# [Task description]
Consider the records below. How many of their lines include the word "القيد"? State the number and nothing else.

======== Data shown

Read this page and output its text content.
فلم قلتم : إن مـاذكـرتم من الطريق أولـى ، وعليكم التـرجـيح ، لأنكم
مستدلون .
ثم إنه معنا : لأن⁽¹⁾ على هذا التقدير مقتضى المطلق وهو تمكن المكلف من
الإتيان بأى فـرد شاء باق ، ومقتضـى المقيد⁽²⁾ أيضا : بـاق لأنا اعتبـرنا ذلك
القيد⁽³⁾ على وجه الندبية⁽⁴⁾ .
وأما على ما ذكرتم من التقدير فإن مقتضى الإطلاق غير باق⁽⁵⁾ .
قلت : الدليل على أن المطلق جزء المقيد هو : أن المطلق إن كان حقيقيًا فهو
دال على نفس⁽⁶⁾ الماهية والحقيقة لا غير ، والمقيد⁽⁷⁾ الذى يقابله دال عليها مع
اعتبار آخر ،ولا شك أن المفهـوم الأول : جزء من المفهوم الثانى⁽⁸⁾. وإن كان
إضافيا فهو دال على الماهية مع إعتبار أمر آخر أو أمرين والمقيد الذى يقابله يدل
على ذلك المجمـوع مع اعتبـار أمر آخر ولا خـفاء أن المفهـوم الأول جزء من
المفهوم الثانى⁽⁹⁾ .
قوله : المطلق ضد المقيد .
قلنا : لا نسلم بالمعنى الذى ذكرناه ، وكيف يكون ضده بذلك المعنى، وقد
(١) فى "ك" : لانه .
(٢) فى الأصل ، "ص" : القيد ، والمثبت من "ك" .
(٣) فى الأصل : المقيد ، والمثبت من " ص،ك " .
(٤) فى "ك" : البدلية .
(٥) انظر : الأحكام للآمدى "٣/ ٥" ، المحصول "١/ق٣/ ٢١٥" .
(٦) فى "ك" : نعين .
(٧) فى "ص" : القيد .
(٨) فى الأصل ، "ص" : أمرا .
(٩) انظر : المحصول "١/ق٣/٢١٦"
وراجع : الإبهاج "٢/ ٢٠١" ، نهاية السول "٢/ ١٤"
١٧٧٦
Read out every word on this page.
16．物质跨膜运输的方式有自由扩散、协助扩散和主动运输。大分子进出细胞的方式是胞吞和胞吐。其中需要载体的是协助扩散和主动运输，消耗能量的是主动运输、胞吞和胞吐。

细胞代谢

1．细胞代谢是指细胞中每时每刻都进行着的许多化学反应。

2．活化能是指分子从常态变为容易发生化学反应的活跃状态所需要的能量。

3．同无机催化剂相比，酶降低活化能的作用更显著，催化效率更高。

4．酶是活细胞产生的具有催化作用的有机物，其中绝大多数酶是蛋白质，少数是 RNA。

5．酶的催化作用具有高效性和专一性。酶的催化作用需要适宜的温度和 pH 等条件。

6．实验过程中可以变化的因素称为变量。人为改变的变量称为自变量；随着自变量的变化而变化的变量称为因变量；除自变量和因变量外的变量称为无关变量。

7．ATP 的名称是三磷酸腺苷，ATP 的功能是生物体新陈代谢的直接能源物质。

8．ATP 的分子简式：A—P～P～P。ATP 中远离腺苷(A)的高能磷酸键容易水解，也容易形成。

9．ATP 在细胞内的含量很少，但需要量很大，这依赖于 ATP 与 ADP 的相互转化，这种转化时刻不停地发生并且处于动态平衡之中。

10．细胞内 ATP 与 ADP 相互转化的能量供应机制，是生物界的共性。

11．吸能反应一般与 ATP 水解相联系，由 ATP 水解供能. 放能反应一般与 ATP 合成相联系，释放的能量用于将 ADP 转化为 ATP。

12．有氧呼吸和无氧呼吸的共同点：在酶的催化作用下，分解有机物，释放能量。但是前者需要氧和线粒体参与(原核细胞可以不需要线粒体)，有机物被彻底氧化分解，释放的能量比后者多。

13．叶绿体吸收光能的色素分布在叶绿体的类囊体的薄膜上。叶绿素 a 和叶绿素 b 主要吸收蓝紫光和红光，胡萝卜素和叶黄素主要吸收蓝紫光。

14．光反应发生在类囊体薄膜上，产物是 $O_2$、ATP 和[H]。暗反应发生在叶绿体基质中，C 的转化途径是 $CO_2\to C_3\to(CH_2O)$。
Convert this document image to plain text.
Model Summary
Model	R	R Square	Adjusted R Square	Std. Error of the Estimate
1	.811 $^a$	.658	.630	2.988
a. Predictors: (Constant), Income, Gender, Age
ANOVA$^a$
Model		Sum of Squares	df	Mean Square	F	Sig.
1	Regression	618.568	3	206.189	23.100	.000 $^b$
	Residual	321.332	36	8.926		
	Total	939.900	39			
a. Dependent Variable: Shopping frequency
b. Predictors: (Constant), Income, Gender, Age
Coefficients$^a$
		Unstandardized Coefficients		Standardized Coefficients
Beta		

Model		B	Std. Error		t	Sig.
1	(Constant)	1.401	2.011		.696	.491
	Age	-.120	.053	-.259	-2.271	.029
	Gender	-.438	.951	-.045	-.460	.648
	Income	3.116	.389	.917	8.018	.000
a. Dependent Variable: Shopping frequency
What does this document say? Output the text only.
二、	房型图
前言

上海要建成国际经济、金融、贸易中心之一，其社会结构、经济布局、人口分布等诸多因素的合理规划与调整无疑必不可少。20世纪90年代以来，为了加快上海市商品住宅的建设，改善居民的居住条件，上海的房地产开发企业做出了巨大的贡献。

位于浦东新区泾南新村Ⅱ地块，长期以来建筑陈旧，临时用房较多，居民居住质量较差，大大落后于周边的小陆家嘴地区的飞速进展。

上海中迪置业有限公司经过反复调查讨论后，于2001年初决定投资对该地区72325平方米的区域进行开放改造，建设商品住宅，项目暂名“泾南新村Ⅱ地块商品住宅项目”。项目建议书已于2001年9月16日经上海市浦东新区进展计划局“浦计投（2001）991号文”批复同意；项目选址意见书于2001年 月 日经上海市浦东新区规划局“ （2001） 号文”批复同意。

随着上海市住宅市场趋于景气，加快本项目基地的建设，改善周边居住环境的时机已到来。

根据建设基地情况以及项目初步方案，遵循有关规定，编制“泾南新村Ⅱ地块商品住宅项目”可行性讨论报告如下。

================

# [Worked answer]
3